REQUEST - Copy each entry as it stands, leaving nothing out.

• • •

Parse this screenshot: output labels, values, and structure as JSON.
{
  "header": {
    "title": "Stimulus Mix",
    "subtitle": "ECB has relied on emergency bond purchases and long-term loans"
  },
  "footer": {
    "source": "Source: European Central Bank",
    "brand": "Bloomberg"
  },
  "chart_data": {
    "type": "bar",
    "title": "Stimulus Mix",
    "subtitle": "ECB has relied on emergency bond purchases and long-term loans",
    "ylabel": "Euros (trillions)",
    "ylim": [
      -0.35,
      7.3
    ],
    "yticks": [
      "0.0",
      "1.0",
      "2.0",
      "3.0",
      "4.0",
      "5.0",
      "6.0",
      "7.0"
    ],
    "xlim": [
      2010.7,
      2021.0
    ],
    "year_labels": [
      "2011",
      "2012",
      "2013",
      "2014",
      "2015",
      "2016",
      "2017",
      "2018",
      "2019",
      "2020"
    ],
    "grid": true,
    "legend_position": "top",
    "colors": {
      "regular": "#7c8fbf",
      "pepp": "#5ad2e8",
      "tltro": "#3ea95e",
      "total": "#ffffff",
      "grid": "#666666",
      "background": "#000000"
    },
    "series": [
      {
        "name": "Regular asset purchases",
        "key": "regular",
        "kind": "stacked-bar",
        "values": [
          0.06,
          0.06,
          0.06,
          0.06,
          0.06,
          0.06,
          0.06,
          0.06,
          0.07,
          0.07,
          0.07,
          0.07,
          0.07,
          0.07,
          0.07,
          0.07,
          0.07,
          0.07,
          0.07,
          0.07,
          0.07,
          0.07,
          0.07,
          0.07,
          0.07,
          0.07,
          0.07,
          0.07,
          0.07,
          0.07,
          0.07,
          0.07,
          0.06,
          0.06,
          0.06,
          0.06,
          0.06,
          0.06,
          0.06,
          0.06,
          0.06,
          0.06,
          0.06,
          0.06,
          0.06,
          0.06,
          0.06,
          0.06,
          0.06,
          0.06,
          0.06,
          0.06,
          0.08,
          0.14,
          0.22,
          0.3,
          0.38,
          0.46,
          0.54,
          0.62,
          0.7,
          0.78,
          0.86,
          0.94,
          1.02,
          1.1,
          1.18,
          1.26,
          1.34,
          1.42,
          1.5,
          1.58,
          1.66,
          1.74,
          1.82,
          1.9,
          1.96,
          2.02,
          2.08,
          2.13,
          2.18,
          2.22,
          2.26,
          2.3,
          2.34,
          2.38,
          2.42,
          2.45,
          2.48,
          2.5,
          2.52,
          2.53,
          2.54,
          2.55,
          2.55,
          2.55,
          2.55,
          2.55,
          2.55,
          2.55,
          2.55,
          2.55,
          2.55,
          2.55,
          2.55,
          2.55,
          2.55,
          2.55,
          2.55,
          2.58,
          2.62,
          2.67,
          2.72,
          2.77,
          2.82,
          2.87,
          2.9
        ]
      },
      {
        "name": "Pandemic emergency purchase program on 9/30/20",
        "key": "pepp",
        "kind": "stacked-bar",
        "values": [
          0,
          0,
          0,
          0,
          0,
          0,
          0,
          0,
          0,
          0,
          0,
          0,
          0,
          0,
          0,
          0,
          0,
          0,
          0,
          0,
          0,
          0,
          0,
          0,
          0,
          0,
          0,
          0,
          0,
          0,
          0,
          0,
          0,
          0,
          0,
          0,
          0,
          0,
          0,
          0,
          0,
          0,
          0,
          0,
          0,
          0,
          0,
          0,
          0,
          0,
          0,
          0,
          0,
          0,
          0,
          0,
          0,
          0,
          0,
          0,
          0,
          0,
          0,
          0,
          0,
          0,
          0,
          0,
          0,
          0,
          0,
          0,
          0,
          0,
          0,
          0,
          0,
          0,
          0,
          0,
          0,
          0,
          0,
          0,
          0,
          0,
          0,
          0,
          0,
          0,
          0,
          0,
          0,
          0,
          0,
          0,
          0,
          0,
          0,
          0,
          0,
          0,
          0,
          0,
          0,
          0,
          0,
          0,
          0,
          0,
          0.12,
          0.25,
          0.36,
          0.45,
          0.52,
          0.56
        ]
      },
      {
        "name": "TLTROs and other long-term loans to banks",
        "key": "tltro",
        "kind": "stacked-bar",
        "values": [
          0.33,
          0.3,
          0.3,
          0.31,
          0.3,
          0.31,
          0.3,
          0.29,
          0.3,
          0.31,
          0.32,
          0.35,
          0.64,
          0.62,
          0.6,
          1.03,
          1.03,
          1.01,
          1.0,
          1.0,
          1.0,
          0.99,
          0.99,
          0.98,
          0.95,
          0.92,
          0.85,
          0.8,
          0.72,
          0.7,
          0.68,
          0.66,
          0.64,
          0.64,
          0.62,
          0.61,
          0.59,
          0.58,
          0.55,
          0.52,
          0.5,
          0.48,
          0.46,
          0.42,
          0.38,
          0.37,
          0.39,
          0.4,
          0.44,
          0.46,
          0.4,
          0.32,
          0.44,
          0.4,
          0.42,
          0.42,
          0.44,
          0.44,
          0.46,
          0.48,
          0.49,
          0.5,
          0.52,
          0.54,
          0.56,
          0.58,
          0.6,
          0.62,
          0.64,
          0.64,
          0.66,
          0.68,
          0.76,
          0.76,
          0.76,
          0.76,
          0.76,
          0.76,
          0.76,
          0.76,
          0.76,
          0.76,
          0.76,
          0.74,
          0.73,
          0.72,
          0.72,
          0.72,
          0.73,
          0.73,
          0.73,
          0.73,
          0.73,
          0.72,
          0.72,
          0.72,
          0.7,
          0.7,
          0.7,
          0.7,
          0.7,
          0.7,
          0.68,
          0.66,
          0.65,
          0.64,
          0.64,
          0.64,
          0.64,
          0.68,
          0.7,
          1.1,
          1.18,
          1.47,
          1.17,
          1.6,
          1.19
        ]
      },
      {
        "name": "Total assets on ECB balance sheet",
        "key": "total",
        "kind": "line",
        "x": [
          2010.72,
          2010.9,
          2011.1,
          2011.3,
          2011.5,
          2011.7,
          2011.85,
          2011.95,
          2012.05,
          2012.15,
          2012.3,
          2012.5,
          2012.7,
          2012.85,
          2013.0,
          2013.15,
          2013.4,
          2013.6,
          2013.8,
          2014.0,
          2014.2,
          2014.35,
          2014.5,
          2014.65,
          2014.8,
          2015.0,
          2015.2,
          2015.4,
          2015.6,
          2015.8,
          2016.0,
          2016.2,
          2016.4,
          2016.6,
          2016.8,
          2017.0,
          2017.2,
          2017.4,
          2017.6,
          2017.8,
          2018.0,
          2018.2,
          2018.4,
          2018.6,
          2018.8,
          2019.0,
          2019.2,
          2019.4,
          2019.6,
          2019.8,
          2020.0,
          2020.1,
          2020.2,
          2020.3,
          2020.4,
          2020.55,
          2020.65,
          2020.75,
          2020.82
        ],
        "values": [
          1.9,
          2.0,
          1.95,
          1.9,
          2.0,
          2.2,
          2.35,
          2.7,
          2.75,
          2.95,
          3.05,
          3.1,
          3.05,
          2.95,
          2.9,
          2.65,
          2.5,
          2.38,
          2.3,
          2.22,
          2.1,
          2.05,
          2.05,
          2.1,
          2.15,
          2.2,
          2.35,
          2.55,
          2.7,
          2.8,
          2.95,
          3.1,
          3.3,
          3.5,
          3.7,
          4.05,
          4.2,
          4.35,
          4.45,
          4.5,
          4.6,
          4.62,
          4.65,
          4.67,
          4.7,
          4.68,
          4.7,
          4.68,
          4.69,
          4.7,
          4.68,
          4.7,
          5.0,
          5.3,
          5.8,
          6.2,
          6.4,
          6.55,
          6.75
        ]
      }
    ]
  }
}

• • •

FULL SOLUTION -
Parse this screenshot: output labels, values, and structure as JSON.
{
  "header": {
    "title": "Stimulus Mix",
    "subtitle": "ECB has relied on emergency bond purchases and long-term loans"
  },
  "footer": {
    "source": "Source: European Central Bank",
    "brand": "Bloomberg"
  },
  "chart_data": {
    "type": "bar",
    "title": "Stimulus Mix",
    "subtitle": "ECB has relied on emergency bond purchases and long-term loans",
    "ylabel": "Euros (trillions)",
    "ylim": [
      -0.35,
      7.3
    ],
    "yticks": [
      "0.0",
      "1.0",
      "2.0",
      "3.0",
      "4.0",
      "5.0",
      "6.0",
      "7.0"
    ],
    "xlim": [
      2010.7,
      2021.0
    ],
    "year_labels": [
      "2011",
      "2012",
      "2013",
      "2014",
      "2015",
      "2016",
      "2017",
      "2018",
      "2019",
      "2020"
    ],
    "grid": true,
    "legend_position": "top",
    "colors": {
      "regular": "#7c8fbf",
      "pepp": "#5ad2e8",
      "tltro": "#3ea95e",
      "total": "#ffffff",
      "grid": "#666666",
      "background": "#000000"
    },
    "series": [
      {
        "name": "Regular asset purchases",
        "key": "regular",
        "kind": "stacked-bar",
        "values": [
          0.06,
          0.06,
          0.06,
          0.06,
          0.06,
          0.06,
          0.06,
          0.06,
          0.07,
          0.07,
          0.07,
          0.07,
          0.07,
          0.07,
          0.07,
          0.07,
          0.07,
          0.07,
          0.07,
          0.07,
          0.07,
          0.07,
          0.07,
          0.07,
          0.07,
          0.07,
          0.07,
          0.07,
          0.07,
          0.07,
          0.07,
          0.07,
          0.06,
          0.06,
          0.06,
          0.06,
          0.06,
          0.06,
          0.06,
          0.06,
          0.06,
          0.06,
          0.06,
          0.06,
          0.06,
          0.06,
          0.06,
          0.06,
          0.06,
          0.06,
          0.06,
          0.06,
          0.08,
          0.14,
          0.22,
          0.3,
          0.38,
          0.46,
          0.54,
          0.62,
          0.7,
          0.78,
          0.86,
          0.94,
          1.02,
          1.1,
          1.18,
          1.26,
          1.34,
          1.42,
          1.5,
          1.58,
          1.66,
          1.74,
          1.82,
          1.9,
          1.96,
          2.02,
          2.08,
          2.13,
          2.18,
          2.22,
          2.26,
          2.3,
          2.34,
          2.38,
          2.42,
          2.45,
          2.48,
          2.5,
          2.52,
          2.53,
          2.54,
          2.55,
          2.55,
          2.55,
          2.55,
          2.55,
          2.55,
          2.55,
          2.55,
          2.55,
          2.55,
          2.55,
          2.55,
          2.55,
          2.55,
          2.55,
          2.55,
          2.58,
          2.62,
          2.67,
          2.72,
          2.77,
          2.82,
          2.87,
          2.9
        ]
      },
      {
        "name": "Pandemic emergency purchase program on 9/30/20",
        "key": "pepp",
        "kind": "stacked-bar",
        "values": [
          0,
          0,
          0,
          0,
          0,
          0,
          0,
          0,
          0,
          0,
          0,
          0,
          0,
          0,
          0,
          0,
          0,
          0,
          0,
          0,
          0,
          0,
          0,
          0,
          0,
          0,
          0,
          0,
          0,
          0,
          0,
          0,
          0,
          0,
          0,
          0,
          0,
          0,
          0,
          0,
          0,
          0,
          0,
          0,
          0,
          0,
          0,
          0,
          0,
          0,
          0,
          0,
          0,
          0,
          0,
          0,
          0,
          0,
          0,
          0,
          0,
          0,
          0,
          0,
          0,
          0,
          0,
          0,
          0,
          0,
          0,
          0,
          0,
          0,
          0,
          0,
          0,
          0,
          0,
          0,
          0,
          0,
          0,
          0,
          0,
          0,
          0,
          0,
          0,
          0,
          0,
          0,
          0,
          0,
          0,
          0,
          0,
          0,
          0,
          0,
          0,
          0,
          0,
          0,
          0,
          0,
          0,
          0,
          0,
          0,
          0.12,
          0.25,
          0.36,
          0.45,
          0.52,
          0.56
        ]
      },
      {
        "name": "TLTROs and other long-term loans to banks",
        "key": "tltro",
        "kind": "stacked-bar",
        "values": [
          0.33,
          0.3,
          0.3,
          0.31,
          0.3,
          0.31,
          0.3,
          0.29,
          0.3,
          0.31,
          0.32,
          0.35,
          0.64,
          0.62,
          0.6,
          1.03,
          1.03,
          1.01,
          1.0,
          1.0,
          1.0,
          0.99,
          0.99,
          0.98,
          0.95,
          0.92,
          0.85,
          0.8,
          0.72,
          0.7,
          0.68,
          0.66,
          0.64,
          0.64,
          0.62,
          0.61,
          0.59,
          0.58,
          0.55,
          0.52,
          0.5,
          0.48,
          0.46,
          0.42,
          0.38,
          0.37,
          0.39,
          0.4,
          0.44,
          0.46,
          0.4,
          0.32,
          0.44,
          0.4,
          0.42,
          0.42,
          0.44,
          0.44,
          0.46,
          0.48,
          0.49,
          0.5,
          0.52,
          0.54,
          0.56,
          0.58,
          0.6,
          0.62,
          0.64,
          0.64,
          0.66,
          0.68,
          0.76,
          0.76,
          0.76,
          0.76,
          0.76,
          0.76,
          0.76,
          0.76,
          0.76,
          0.76,
          0.76,
          0.74,
          0.73,
          0.72,
          0.72,
          0.72,
          0.73,
          0.73,
          0.73,
          0.73,
          0.73,
          0.72,
          0.72,
          0.72,
          0.7,
          0.7,
          0.7,
          0.7,
          0.7,
          0.7,
          0.68,
          0.66,
          0.65,
          0.64,
          0.64,
          0.64,
          0.64,
          0.68,
          0.7,
          1.1,
          1.18,
          1.47,
          1.17,
          1.6,
          1.19
        ]
      },
      {
        "name": "Total assets on ECB balance sheet",
        "key": "total",
        "kind": "line",
        "x": [
          2010.72,
          2010.9,
          2011.1,
          2011.3,
          2011.5,
          2011.7,
          2011.85,
          2011.95,
          2012.05,
          2012.15,
          2012.3,
          2012.5,
          2012.7,
          2012.85,
          2013.0,
          2013.15,
          2013.4,
          2013.6,
          2013.8,
          2014.0,
          2014.2,
          2014.35,
          2014.5,
          2014.65,
          2014.8,
          2015.0,
          2015.2,
          2015.4,
          2015.6,
          2015.8,
          2016.0,
          2016.2,
          2016.4,
          2016.6,
          2016.8,
          2017.0,
          2017.2,
          2017.4,
          2017.6,
          2017.8,
          2018.0,
          2018.2,
          2018.4,
          2018.6,
          2018.8,
          2019.0,
          2019.2,
          2019.4,
          2019.6,
          2019.8,
          2020.0,
          2020.1,
          2020.2,
          2020.3,
          2020.4,
          2020.55,
          2020.65,
          2020.75,
          2020.82
        ],
        "values": [
          1.9,
          2.0,
          1.95,
          1.9,
          2.0,
          2.2,
          2.35,
          2.7,
          2.75,
          2.95,
          3.05,
          3.1,
          3.05,
          2.95,
          2.9,
          2.65,
          2.5,
          2.38,
          2.3,
          2.22,
          2.1,
          2.05,
          2.05,
          2.1,
          2.15,
          2.2,
          2.35,
          2.55,
          2.7,
          2.8,
          2.95,
          3.1,
          3.3,
          3.5,
          3.7,
          4.05,
          4.2,
          4.35,
          4.45,
          4.5,
          4.6,
          4.62,
          4.65,
          4.67,
          4.7,
          4.68,
          4.7,
          4.68,
          4.69,
          4.7,
          4.68,
          4.7,
          5.0,
          5.3,
          5.8,
          6.2,
          6.4,
          6.55,
          6.75
        ]
      }
    ]
  }
}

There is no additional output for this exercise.